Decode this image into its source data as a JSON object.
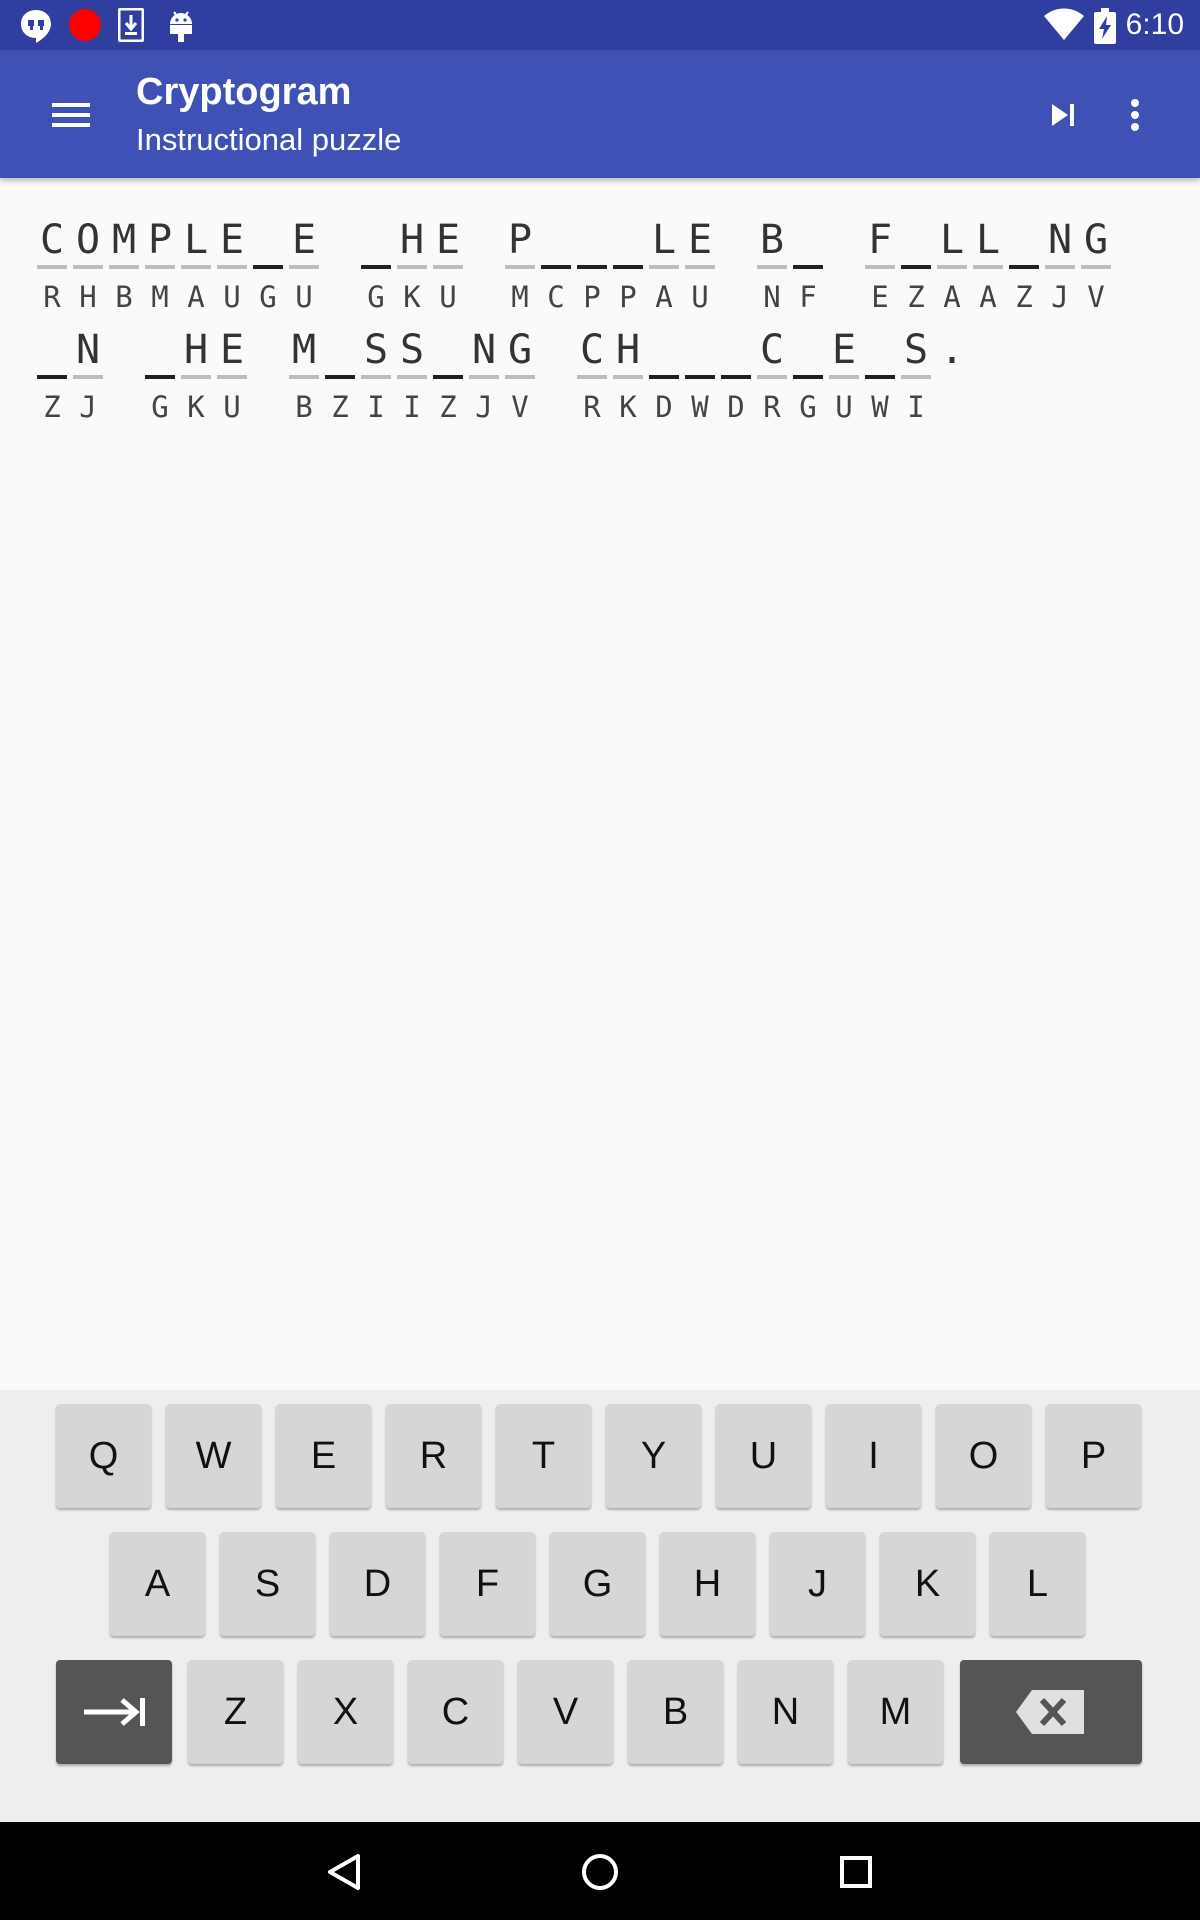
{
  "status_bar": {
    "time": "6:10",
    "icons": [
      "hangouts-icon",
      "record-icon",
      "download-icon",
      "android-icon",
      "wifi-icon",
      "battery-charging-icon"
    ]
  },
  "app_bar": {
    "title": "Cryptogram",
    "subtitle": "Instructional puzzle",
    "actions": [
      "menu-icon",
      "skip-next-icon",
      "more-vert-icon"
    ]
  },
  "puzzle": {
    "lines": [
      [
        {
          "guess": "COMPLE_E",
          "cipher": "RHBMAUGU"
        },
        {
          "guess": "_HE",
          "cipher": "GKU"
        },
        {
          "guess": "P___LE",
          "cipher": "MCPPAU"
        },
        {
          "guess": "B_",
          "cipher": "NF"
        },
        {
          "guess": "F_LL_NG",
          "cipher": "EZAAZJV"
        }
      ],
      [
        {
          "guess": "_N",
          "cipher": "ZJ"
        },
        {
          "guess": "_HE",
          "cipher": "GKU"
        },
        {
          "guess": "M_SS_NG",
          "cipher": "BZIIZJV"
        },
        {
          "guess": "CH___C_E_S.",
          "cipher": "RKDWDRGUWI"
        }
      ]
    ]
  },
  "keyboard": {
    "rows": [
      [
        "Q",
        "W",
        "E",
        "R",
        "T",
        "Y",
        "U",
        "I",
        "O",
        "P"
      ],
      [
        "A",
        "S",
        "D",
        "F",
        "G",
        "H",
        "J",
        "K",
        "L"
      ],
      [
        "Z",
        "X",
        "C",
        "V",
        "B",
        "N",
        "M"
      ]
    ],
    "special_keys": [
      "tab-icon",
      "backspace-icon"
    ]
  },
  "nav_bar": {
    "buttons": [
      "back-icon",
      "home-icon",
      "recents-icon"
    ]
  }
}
◇ ◇ ◇ ◇
The task:
Scan the listing above. Gather each line that contains the word "guess".

Expected answer:
          "guess": "COMPLE_E",
          "guess": "_HE",
          "guess": "P___LE",
          "guess": "B_",
          "guess": "F_LL_NG",
          "guess": "_N",
          "guess": "_HE",
          "guess": "M_SS_NG",
          "guess": "CH___C_E_S.",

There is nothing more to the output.